Filter the records below and copy every line containing the word "text".

--------------------------------

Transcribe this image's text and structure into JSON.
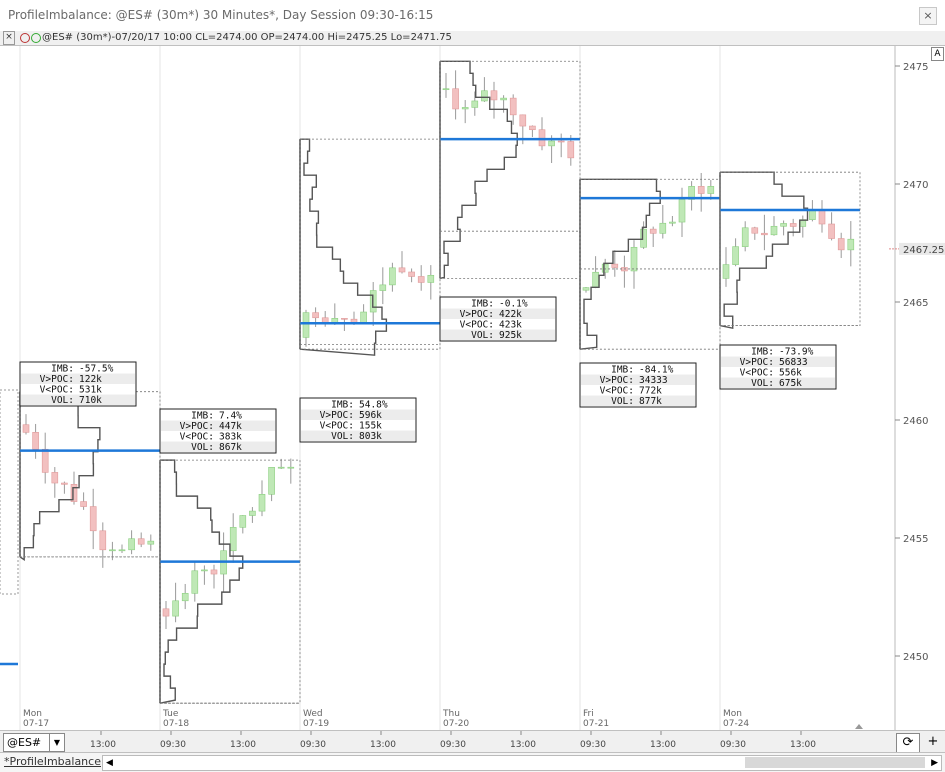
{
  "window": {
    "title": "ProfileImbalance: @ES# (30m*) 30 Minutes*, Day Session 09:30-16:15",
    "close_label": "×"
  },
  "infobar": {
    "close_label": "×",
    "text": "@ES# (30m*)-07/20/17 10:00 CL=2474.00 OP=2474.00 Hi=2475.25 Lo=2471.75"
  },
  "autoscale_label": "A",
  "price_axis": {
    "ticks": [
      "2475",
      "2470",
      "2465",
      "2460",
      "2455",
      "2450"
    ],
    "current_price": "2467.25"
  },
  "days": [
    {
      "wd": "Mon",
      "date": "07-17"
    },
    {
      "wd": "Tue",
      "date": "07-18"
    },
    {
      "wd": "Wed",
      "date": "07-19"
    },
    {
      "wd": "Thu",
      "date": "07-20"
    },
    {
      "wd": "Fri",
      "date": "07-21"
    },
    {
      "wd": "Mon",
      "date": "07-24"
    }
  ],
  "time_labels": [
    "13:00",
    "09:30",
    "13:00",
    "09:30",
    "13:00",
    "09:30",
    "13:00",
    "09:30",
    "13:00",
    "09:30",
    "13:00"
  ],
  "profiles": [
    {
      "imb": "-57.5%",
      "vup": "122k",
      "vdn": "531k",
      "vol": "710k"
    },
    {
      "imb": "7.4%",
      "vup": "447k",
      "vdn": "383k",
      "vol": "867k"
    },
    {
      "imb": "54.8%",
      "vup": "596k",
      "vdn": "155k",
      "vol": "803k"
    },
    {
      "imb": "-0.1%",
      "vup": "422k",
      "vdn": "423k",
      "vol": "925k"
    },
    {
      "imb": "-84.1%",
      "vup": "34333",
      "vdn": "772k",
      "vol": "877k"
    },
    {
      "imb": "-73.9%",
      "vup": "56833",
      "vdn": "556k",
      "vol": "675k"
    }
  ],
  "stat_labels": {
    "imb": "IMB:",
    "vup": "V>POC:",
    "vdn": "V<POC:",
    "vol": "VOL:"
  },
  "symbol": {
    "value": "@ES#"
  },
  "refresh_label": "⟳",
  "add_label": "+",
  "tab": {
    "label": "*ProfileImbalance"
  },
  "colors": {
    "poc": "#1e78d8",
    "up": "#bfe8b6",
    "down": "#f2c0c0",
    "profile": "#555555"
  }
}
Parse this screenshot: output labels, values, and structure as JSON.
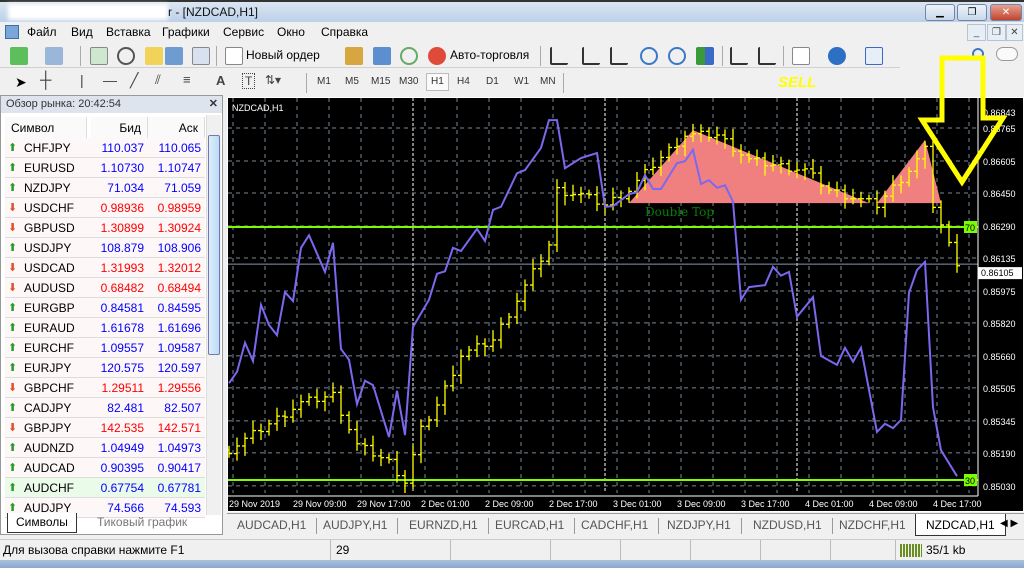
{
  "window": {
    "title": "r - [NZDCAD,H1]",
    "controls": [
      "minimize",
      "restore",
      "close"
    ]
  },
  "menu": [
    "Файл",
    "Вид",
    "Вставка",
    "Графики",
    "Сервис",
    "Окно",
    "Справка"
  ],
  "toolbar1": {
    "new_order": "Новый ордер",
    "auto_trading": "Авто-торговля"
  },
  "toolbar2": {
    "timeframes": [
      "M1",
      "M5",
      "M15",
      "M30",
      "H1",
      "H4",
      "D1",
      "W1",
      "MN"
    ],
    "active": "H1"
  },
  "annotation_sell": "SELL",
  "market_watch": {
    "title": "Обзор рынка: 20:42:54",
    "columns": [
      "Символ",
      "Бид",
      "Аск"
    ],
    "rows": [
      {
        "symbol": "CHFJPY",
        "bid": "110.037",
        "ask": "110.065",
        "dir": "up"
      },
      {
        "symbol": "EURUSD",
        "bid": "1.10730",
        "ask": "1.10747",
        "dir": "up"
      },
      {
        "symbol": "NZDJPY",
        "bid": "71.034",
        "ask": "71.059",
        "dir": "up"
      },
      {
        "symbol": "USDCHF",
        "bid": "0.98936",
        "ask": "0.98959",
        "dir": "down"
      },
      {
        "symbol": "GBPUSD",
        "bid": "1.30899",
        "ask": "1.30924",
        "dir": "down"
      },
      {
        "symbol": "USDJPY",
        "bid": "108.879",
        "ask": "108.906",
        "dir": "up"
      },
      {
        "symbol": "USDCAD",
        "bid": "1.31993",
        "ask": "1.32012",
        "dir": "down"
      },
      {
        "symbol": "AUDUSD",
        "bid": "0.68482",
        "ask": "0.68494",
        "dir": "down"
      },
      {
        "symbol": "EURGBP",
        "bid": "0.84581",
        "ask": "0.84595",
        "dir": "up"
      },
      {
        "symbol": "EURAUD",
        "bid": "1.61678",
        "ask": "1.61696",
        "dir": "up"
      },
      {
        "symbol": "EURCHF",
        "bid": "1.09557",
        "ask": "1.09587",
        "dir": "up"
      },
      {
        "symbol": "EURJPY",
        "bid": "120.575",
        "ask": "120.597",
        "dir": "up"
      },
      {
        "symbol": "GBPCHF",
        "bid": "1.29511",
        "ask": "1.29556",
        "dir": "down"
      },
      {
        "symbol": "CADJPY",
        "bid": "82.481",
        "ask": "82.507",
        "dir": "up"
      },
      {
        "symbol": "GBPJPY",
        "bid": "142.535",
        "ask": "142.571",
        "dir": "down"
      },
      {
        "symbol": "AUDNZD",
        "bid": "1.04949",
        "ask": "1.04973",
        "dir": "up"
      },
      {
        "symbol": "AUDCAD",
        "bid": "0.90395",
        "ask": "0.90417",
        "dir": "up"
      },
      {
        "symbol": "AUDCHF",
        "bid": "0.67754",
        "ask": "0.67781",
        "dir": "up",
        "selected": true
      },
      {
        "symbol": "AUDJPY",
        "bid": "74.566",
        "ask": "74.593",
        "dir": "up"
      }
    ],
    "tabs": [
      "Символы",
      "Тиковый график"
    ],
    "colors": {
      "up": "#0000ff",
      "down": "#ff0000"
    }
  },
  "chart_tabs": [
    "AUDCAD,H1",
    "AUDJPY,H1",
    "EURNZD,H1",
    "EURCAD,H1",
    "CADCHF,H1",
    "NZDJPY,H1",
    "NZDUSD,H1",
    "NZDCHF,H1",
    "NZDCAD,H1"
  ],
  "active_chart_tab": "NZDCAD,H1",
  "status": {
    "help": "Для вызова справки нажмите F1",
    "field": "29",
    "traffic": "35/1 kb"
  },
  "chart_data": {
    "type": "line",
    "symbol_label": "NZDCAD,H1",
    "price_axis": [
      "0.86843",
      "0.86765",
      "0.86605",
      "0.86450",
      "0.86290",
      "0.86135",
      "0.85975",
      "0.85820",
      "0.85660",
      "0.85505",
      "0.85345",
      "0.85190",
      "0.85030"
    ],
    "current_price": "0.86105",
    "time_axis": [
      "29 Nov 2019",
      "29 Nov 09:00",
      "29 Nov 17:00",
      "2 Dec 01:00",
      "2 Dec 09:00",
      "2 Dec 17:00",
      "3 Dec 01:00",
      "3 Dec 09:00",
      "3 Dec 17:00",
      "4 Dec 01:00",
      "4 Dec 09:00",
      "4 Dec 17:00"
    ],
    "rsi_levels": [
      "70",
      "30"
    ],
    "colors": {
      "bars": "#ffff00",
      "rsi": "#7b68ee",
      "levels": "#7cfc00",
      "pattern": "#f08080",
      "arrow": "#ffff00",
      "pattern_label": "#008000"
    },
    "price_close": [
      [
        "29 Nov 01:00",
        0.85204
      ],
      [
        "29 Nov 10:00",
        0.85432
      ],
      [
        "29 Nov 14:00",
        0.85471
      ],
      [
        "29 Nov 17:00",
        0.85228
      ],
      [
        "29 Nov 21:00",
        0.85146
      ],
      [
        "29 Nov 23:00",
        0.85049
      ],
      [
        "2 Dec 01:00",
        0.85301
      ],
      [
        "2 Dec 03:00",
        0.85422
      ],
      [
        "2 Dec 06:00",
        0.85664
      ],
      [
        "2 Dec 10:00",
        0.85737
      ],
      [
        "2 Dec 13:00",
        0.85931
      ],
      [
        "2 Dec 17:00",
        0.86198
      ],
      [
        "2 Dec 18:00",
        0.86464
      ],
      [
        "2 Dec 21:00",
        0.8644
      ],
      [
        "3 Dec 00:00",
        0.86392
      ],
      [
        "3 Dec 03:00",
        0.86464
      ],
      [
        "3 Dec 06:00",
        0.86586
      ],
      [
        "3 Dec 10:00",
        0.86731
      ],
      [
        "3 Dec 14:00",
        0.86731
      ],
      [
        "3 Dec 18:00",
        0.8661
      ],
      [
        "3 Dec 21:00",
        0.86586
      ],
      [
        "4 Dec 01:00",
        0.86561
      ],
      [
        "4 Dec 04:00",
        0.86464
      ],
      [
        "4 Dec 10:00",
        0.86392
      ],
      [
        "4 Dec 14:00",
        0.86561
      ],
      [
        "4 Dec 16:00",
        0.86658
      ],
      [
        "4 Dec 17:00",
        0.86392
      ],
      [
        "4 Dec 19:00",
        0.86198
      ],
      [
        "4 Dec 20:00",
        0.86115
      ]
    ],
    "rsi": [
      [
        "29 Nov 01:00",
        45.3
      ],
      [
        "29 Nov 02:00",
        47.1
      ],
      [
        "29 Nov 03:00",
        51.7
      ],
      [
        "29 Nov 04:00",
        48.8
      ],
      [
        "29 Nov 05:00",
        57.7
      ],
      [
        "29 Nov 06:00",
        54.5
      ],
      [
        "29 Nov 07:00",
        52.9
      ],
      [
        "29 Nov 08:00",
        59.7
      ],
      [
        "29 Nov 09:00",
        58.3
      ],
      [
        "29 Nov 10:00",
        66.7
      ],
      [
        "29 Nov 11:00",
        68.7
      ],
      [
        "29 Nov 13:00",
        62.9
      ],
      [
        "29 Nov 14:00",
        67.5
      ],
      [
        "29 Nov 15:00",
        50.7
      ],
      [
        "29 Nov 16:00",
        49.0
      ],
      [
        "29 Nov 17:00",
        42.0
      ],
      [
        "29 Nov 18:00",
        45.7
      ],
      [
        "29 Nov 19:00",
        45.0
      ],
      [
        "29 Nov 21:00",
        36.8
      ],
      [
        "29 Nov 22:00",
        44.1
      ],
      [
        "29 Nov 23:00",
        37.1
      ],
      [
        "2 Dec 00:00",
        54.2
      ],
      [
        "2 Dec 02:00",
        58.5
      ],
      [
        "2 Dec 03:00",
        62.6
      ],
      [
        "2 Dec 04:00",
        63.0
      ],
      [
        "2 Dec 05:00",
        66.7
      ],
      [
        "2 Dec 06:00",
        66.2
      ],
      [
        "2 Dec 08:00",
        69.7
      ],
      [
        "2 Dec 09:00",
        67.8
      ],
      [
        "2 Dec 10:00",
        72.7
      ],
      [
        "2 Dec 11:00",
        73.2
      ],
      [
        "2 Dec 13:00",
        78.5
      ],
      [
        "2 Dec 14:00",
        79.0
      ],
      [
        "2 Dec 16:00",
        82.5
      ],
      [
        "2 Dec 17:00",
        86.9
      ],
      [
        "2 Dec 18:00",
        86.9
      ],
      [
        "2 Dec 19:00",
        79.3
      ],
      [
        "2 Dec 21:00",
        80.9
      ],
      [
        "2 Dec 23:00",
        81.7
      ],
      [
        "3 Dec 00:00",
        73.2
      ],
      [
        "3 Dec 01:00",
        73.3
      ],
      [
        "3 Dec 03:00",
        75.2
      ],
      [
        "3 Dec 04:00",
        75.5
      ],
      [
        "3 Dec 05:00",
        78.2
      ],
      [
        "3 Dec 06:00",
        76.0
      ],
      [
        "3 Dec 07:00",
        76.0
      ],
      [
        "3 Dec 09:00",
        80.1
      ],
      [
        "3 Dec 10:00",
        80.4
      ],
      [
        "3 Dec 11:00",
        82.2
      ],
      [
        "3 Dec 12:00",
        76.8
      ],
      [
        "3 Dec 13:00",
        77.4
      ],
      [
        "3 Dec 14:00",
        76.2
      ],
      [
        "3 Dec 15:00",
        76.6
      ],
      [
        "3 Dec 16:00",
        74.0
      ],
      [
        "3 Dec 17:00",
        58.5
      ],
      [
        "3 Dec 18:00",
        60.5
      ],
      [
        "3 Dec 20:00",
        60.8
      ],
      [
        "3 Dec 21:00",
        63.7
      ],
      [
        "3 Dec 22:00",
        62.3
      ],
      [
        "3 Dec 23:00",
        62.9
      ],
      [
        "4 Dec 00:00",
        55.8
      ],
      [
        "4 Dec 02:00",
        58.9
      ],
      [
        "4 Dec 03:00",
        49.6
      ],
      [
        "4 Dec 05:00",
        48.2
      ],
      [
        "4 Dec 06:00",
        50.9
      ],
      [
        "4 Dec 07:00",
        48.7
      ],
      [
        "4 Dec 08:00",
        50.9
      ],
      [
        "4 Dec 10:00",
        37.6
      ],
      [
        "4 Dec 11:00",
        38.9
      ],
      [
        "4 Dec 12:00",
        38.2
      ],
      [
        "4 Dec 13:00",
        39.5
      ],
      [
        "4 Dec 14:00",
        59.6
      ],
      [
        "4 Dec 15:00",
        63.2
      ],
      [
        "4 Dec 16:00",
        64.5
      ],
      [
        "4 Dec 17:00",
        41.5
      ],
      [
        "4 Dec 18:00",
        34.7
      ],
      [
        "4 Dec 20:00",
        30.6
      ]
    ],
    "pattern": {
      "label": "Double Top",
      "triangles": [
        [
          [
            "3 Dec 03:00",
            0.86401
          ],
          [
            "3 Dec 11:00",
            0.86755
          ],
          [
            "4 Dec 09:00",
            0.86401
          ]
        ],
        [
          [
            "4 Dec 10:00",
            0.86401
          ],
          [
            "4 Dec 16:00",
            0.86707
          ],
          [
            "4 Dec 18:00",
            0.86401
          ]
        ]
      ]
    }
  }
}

--------------------------------

▶ **SOLUTION TO THE PROBLEM**:
Transcribe this image's text and structure into JSON.
    "text": "@ES# (30m*)-07/20/17 10:00 CL=2474.00 OP=2474.00 Hi=2475.25 Lo=2471.75"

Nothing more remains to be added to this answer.